Written problem –
Without the pictures, output the records below word for word.

Provided information –

================

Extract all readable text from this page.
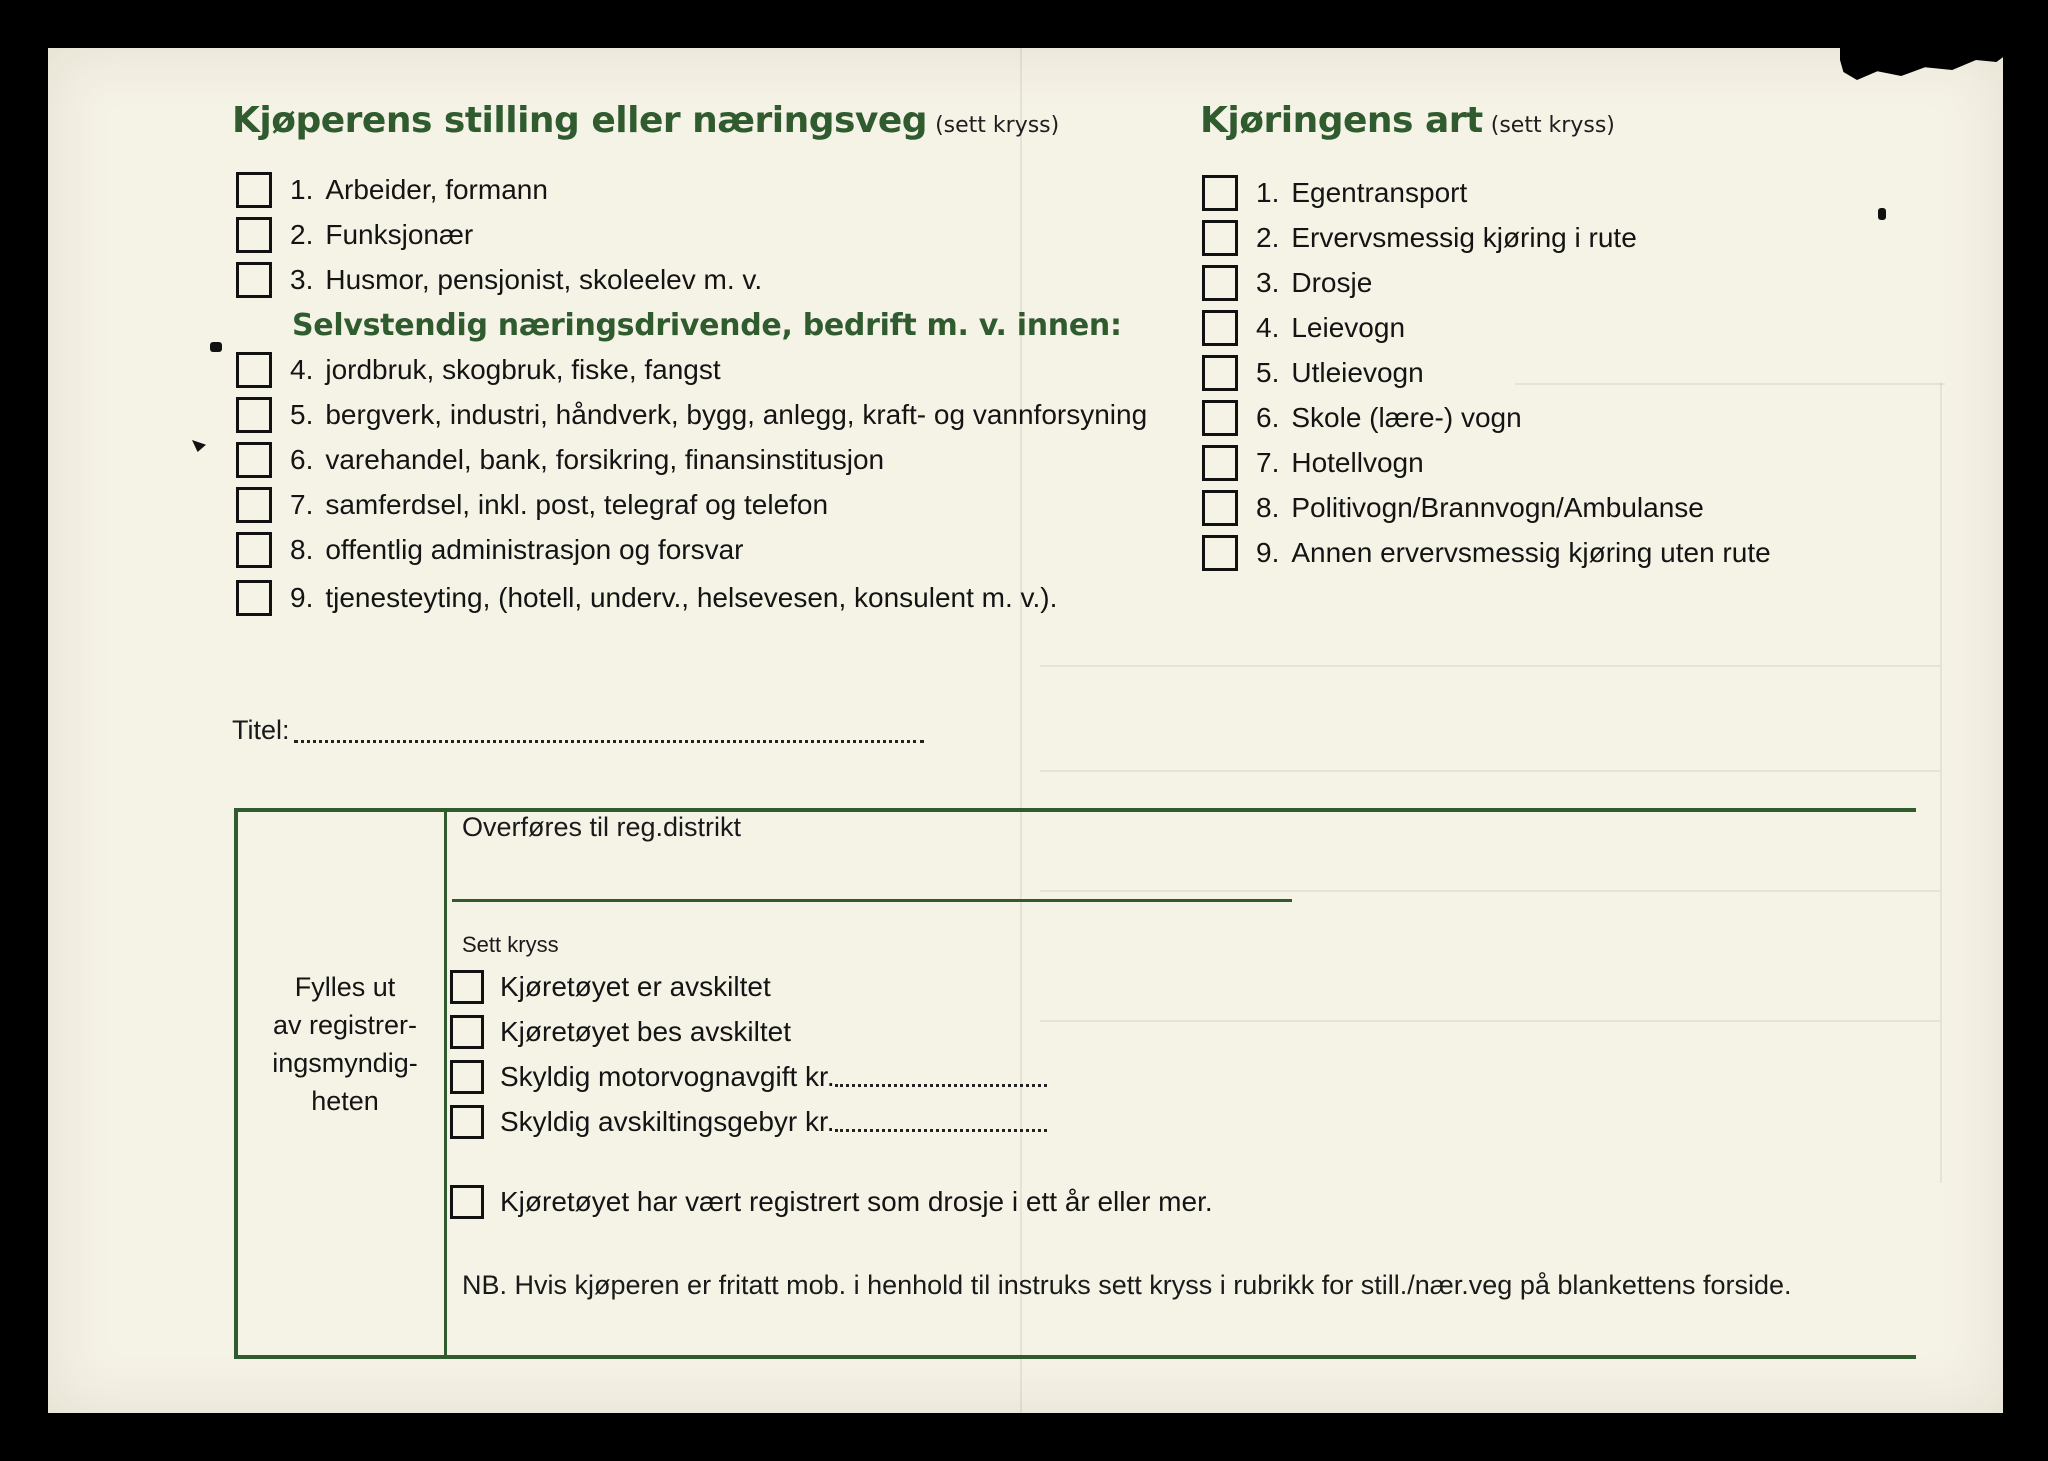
Kjøperens stilling eller næringsveg (sett kryss)
1. Arbeider, formann
2. Funksjonær
3. Husmor, pensjonist, skoleelev m. v.
Selvstendig næringsdrivende, bedrift m. v. innen:
4. jordbruk, skogbruk, fiske, fangst
5. bergverk, industri, håndverk, bygg, anlegg, kraft- og vannforsyning
6. varehandel, bank, forsikring, finansinstitusjon
7. samferdsel, inkl. post, telegraf og telefon
8. offentlig administrasjon og forsvar
9. tjenesteyting, (hotell, underv., helsevesen, konsulent m. v.).
Kjøringens art (sett kryss)
1. Egentransport
2. Ervervsmessig kjøring i rute
3. Drosje
4. Leievogn
5. Utleievogn
6. Skole (lære-) vogn
7. Hotellvogn
8. Politivogn/Brannvogn/Ambulanse
9. Annen ervervsmessig kjøring uten rute
Titel:
Fylles ut
av registrer-
ingsmyndig-
heten
Overføres til reg.distrikt
Sett kryss
Kjøretøyet er avskiltet
Kjøretøyet bes avskiltet
Skyldig motorvognavgift kr.
Skyldig avskiltingsgebyr kr.
Kjøretøyet har vært registrert som drosje i ett år eller mer.
NB. Hvis kjøperen er fritatt mob. i henhold til instruks sett kryss i rubrikk for still./nær.veg på blankettens forside.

================

Written solution –
Extract all readable text from this page.
Kjøperens stilling eller næringsveg (sett kryss)
1. Arbeider, formann
2. Funksjonær
3. Husmor, pensjonist, skoleelev m. v.
Selvstendig næringsdrivende, bedrift m. v. innen:
4. jordbruk, skogbruk, fiske, fangst
5. bergverk, industri, håndverk, bygg, anlegg, kraft- og vannforsyning
6. varehandel, bank, forsikring, finansinstitusjon
7. samferdsel, inkl. post, telegraf og telefon
8. offentlig administrasjon og forsvar
9. tjenesteyting, (hotell, underv., helsevesen, konsulent m. v.).
Kjøringens art (sett kryss)
1. Egentransport
2. Ervervsmessig kjøring i rute
3. Drosje
4. Leievogn
5. Utleievogn
6. Skole (lære-) vogn
7. Hotellvogn
8. Politivogn/Brannvogn/Ambulanse
9. Annen ervervsmessig kjøring uten rute
Titel:
Fylles ut
av registrer-
ingsmyndig-
heten
Overføres til reg.distrikt
Sett kryss
Kjøretøyet er avskiltet
Kjøretøyet bes avskiltet
Skyldig motorvognavgift kr.
Skyldig avskiltingsgebyr kr.
Kjøretøyet har vært registrert som drosje i ett år eller mer.
NB. Hvis kjøperen er fritatt mob. i henhold til instruks sett kryss i rubrikk for still./nær.veg på blankettens forside.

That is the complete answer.